[Collected data entries]
# # # # # # #
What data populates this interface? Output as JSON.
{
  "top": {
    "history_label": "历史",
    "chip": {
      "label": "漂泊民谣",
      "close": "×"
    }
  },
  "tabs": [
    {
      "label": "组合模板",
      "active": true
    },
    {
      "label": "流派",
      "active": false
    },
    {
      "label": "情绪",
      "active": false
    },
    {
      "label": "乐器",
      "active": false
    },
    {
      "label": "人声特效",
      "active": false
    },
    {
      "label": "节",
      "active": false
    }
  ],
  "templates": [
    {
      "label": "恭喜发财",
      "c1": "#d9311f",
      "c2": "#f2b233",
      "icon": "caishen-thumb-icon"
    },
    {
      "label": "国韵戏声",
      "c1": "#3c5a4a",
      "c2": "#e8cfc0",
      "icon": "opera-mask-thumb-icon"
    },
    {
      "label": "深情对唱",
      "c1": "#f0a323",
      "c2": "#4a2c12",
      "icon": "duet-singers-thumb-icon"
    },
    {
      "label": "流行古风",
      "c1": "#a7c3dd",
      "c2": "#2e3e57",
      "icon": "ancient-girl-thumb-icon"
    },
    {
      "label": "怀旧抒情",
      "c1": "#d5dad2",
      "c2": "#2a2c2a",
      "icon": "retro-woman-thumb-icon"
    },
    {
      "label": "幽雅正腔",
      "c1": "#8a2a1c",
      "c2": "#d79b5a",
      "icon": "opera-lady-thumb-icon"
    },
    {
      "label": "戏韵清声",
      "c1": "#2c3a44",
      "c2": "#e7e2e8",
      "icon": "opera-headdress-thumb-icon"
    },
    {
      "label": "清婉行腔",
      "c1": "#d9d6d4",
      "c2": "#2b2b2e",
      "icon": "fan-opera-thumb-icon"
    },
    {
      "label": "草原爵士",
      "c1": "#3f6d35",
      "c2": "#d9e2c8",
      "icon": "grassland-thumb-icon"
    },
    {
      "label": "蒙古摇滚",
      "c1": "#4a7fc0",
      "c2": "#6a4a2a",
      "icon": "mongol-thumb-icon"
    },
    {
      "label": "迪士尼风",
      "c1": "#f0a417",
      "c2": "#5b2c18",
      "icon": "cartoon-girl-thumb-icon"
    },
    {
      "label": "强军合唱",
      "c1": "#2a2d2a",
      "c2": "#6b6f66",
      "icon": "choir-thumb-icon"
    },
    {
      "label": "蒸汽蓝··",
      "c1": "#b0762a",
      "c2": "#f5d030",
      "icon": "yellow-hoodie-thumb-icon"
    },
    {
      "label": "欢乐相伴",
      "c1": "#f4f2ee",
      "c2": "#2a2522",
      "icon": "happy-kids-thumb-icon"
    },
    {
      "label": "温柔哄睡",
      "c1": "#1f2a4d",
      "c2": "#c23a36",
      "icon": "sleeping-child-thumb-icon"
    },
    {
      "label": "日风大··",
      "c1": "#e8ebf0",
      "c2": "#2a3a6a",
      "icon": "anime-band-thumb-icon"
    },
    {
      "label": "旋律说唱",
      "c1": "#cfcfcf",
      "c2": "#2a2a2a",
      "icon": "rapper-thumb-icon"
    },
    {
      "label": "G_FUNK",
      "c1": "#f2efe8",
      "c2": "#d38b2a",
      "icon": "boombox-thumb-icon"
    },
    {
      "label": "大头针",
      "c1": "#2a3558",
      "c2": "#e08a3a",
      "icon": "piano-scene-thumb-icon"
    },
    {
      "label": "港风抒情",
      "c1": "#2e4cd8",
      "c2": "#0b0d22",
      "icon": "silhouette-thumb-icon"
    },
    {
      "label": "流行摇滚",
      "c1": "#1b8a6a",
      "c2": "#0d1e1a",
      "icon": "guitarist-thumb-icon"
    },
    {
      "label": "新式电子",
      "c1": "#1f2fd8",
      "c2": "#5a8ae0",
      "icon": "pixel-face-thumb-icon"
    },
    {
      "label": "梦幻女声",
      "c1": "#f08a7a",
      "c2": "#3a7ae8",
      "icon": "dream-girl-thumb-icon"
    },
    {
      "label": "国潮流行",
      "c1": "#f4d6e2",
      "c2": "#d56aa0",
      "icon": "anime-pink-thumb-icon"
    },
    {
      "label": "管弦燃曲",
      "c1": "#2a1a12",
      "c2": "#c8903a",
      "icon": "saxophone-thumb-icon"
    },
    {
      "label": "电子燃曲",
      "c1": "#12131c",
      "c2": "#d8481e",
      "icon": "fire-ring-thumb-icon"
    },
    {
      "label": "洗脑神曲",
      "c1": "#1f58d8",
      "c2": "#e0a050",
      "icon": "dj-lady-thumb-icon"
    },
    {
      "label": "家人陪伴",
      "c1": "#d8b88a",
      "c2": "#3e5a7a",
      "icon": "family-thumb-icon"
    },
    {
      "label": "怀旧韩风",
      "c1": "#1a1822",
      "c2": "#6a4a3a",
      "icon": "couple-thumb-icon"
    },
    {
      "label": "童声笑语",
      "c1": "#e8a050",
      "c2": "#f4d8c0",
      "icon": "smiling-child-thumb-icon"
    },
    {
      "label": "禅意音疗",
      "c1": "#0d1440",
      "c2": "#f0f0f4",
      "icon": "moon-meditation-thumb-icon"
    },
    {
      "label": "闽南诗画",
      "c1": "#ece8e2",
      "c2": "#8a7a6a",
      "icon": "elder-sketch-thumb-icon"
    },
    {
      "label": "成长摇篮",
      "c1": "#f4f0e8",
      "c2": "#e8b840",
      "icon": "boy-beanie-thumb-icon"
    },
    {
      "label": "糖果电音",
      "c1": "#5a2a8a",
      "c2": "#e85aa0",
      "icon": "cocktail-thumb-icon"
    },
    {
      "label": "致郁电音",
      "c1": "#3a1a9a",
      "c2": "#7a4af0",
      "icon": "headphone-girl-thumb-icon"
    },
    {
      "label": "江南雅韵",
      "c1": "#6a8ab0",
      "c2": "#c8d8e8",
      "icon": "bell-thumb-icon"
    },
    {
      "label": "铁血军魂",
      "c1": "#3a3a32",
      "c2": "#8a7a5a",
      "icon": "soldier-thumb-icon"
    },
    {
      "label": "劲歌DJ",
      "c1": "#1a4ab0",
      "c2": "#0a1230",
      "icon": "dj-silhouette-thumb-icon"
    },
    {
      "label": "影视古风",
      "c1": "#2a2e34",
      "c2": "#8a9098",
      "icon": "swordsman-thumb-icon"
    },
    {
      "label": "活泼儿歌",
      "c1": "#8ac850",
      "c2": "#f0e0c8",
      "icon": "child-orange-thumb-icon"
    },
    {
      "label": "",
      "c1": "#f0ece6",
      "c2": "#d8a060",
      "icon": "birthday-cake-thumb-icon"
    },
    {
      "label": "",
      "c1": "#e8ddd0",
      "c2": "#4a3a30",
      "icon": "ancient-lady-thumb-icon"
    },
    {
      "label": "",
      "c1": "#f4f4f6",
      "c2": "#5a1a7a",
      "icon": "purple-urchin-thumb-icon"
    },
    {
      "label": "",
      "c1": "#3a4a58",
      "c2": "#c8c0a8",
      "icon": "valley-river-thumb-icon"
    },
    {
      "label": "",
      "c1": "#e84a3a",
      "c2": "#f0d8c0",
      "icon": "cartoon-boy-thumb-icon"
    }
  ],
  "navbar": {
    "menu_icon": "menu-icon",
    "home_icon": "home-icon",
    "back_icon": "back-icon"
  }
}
# # # # # # #
PROBLEM DESCRIPTION: Show every line in the records above that contains the word "ancient".

EXERCISE ANSWER:
      "icon": "ancient-girl-thumb-icon"
      "icon": "ancient-lady-thumb-icon"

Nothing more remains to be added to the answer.